What to produce »
Transcribe the entries that follow exactly as they appear, minus pictures.

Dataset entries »

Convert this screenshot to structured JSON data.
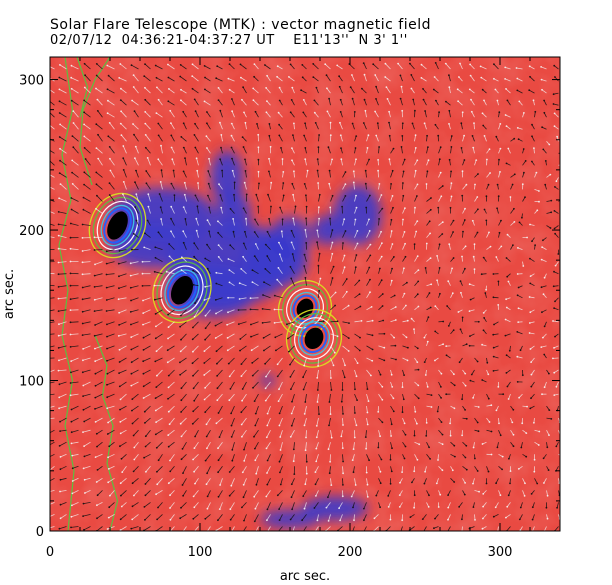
{
  "header": {
    "title": "Solar Flare Telescope (MTK) : vector magnetic field",
    "subtitle": "02/07/12  04:36:21-04:37:27 UT    E11'13''  N 3' 1''"
  },
  "plot": {
    "xlabel": "arc sec.",
    "ylabel": "arc sec.",
    "xlim": [
      0,
      340
    ],
    "ylim": [
      0,
      315
    ],
    "xticks": [
      "0",
      "100",
      "200",
      "300"
    ],
    "yticks": [
      "0",
      "100",
      "200",
      "300"
    ],
    "xtick_values": [
      0,
      100,
      200,
      300
    ],
    "ytick_values": [
      0,
      100,
      200,
      300
    ]
  },
  "colors": {
    "positive_polarity": "#e8403a",
    "negative_polarity": "#3a3acc",
    "umbra": "#000000",
    "contour_yellow": "#d8e020",
    "contour_green": "#5cc040",
    "contour_cyan": "#40c8e0",
    "arrow_dark": "#111111",
    "arrow_light": "#f4f4f4"
  },
  "features": {
    "sunspots": [
      {
        "x": 45,
        "y": 203
      },
      {
        "x": 88,
        "y": 160
      },
      {
        "x": 170,
        "y": 148
      },
      {
        "x": 176,
        "y": 128
      }
    ],
    "negative_regions": [
      {
        "x": 75,
        "y": 200
      },
      {
        "x": 120,
        "y": 178
      },
      {
        "x": 160,
        "y": 180
      },
      {
        "x": 210,
        "y": 205
      },
      {
        "x": 115,
        "y": 235
      },
      {
        "x": 145,
        "y": 100
      },
      {
        "x": 190,
        "y": 18
      }
    ]
  }
}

Output of the exercise »
Convert this screenshot to structured JSON data.
{
  "header": {
    "title": "Solar Flare Telescope (MTK) : vector magnetic field",
    "subtitle": "02/07/12  04:36:21-04:37:27 UT    E11'13''  N 3' 1''"
  },
  "plot": {
    "xlabel": "arc sec.",
    "ylabel": "arc sec.",
    "xlim": [
      0,
      340
    ],
    "ylim": [
      0,
      315
    ],
    "xticks": [
      "0",
      "100",
      "200",
      "300"
    ],
    "yticks": [
      "0",
      "100",
      "200",
      "300"
    ],
    "xtick_values": [
      0,
      100,
      200,
      300
    ],
    "ytick_values": [
      0,
      100,
      200,
      300
    ]
  },
  "colors": {
    "positive_polarity": "#e8403a",
    "negative_polarity": "#3a3acc",
    "umbra": "#000000",
    "contour_yellow": "#d8e020",
    "contour_green": "#5cc040",
    "contour_cyan": "#40c8e0",
    "arrow_dark": "#111111",
    "arrow_light": "#f4f4f4"
  },
  "features": {
    "sunspots": [
      {
        "x": 45,
        "y": 203
      },
      {
        "x": 88,
        "y": 160
      },
      {
        "x": 170,
        "y": 148
      },
      {
        "x": 176,
        "y": 128
      }
    ],
    "negative_regions": [
      {
        "x": 75,
        "y": 200
      },
      {
        "x": 120,
        "y": 178
      },
      {
        "x": 160,
        "y": 180
      },
      {
        "x": 210,
        "y": 205
      },
      {
        "x": 115,
        "y": 235
      },
      {
        "x": 145,
        "y": 100
      },
      {
        "x": 190,
        "y": 18
      }
    ]
  }
}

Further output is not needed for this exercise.